Stated exercise —
Output each line of the material exactly as it stands.

— Start Information shown —

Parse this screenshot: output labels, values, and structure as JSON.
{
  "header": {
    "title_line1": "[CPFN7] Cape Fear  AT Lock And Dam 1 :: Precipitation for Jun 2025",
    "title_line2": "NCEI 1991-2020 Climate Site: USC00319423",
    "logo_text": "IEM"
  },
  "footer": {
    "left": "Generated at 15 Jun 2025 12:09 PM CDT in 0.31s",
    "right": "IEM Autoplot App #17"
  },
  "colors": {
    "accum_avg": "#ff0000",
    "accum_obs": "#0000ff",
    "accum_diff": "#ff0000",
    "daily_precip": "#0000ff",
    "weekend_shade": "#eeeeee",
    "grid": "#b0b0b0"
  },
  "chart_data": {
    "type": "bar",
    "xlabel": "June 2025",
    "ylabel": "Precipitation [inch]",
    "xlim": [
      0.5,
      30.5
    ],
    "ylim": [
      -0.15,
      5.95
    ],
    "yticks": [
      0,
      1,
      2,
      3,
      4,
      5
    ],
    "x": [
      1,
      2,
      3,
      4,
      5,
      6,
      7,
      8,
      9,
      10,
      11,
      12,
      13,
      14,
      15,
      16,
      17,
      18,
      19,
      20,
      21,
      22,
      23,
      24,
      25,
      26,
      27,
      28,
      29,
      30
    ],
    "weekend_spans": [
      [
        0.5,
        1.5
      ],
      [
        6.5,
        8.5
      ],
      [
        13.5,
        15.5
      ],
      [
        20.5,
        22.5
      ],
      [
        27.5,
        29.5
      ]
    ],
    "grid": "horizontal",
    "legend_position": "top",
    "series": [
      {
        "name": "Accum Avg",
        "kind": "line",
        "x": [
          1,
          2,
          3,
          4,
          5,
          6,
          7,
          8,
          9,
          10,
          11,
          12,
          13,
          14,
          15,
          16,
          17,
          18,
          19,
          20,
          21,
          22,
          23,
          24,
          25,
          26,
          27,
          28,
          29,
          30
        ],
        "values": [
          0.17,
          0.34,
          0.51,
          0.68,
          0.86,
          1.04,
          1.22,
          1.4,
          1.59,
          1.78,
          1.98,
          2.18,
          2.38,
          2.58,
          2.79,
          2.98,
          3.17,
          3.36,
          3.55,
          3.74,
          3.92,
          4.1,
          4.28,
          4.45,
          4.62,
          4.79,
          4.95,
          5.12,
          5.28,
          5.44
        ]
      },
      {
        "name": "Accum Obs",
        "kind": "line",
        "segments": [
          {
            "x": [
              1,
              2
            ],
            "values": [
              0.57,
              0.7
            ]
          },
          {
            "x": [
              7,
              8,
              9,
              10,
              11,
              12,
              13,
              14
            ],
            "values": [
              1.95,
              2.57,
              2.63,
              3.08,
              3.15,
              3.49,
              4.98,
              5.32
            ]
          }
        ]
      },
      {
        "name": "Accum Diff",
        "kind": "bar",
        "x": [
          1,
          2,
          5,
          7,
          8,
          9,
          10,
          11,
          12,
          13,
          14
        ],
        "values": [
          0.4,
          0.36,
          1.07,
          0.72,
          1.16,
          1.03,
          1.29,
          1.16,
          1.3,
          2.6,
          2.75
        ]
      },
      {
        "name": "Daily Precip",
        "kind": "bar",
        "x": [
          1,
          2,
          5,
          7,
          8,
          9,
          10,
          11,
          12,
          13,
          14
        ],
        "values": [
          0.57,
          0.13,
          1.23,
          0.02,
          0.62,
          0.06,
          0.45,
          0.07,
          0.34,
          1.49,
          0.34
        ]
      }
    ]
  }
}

— End Information shown —

Solution for this problem —
Parse this screenshot: output labels, values, and structure as JSON.
{
  "header": {
    "title_line1": "[CPFN7] Cape Fear  AT Lock And Dam 1 :: Precipitation for Jun 2025",
    "title_line2": "NCEI 1991-2020 Climate Site: USC00319423",
    "logo_text": "IEM"
  },
  "footer": {
    "left": "Generated at 15 Jun 2025 12:09 PM CDT in 0.31s",
    "right": "IEM Autoplot App #17"
  },
  "colors": {
    "accum_avg": "#ff0000",
    "accum_obs": "#0000ff",
    "accum_diff": "#ff0000",
    "daily_precip": "#0000ff",
    "weekend_shade": "#eeeeee",
    "grid": "#b0b0b0"
  },
  "chart_data": {
    "type": "bar",
    "xlabel": "June 2025",
    "ylabel": "Precipitation [inch]",
    "xlim": [
      0.5,
      30.5
    ],
    "ylim": [
      -0.15,
      5.95
    ],
    "yticks": [
      0,
      1,
      2,
      3,
      4,
      5
    ],
    "x": [
      1,
      2,
      3,
      4,
      5,
      6,
      7,
      8,
      9,
      10,
      11,
      12,
      13,
      14,
      15,
      16,
      17,
      18,
      19,
      20,
      21,
      22,
      23,
      24,
      25,
      26,
      27,
      28,
      29,
      30
    ],
    "weekend_spans": [
      [
        0.5,
        1.5
      ],
      [
        6.5,
        8.5
      ],
      [
        13.5,
        15.5
      ],
      [
        20.5,
        22.5
      ],
      [
        27.5,
        29.5
      ]
    ],
    "grid": "horizontal",
    "legend_position": "top",
    "series": [
      {
        "name": "Accum Avg",
        "kind": "line",
        "x": [
          1,
          2,
          3,
          4,
          5,
          6,
          7,
          8,
          9,
          10,
          11,
          12,
          13,
          14,
          15,
          16,
          17,
          18,
          19,
          20,
          21,
          22,
          23,
          24,
          25,
          26,
          27,
          28,
          29,
          30
        ],
        "values": [
          0.17,
          0.34,
          0.51,
          0.68,
          0.86,
          1.04,
          1.22,
          1.4,
          1.59,
          1.78,
          1.98,
          2.18,
          2.38,
          2.58,
          2.79,
          2.98,
          3.17,
          3.36,
          3.55,
          3.74,
          3.92,
          4.1,
          4.28,
          4.45,
          4.62,
          4.79,
          4.95,
          5.12,
          5.28,
          5.44
        ]
      },
      {
        "name": "Accum Obs",
        "kind": "line",
        "segments": [
          {
            "x": [
              1,
              2
            ],
            "values": [
              0.57,
              0.7
            ]
          },
          {
            "x": [
              7,
              8,
              9,
              10,
              11,
              12,
              13,
              14
            ],
            "values": [
              1.95,
              2.57,
              2.63,
              3.08,
              3.15,
              3.49,
              4.98,
              5.32
            ]
          }
        ]
      },
      {
        "name": "Accum Diff",
        "kind": "bar",
        "x": [
          1,
          2,
          5,
          7,
          8,
          9,
          10,
          11,
          12,
          13,
          14
        ],
        "values": [
          0.4,
          0.36,
          1.07,
          0.72,
          1.16,
          1.03,
          1.29,
          1.16,
          1.3,
          2.6,
          2.75
        ]
      },
      {
        "name": "Daily Precip",
        "kind": "bar",
        "x": [
          1,
          2,
          5,
          7,
          8,
          9,
          10,
          11,
          12,
          13,
          14
        ],
        "values": [
          0.57,
          0.13,
          1.23,
          0.02,
          0.62,
          0.06,
          0.45,
          0.07,
          0.34,
          1.49,
          0.34
        ]
      }
    ]
  }
}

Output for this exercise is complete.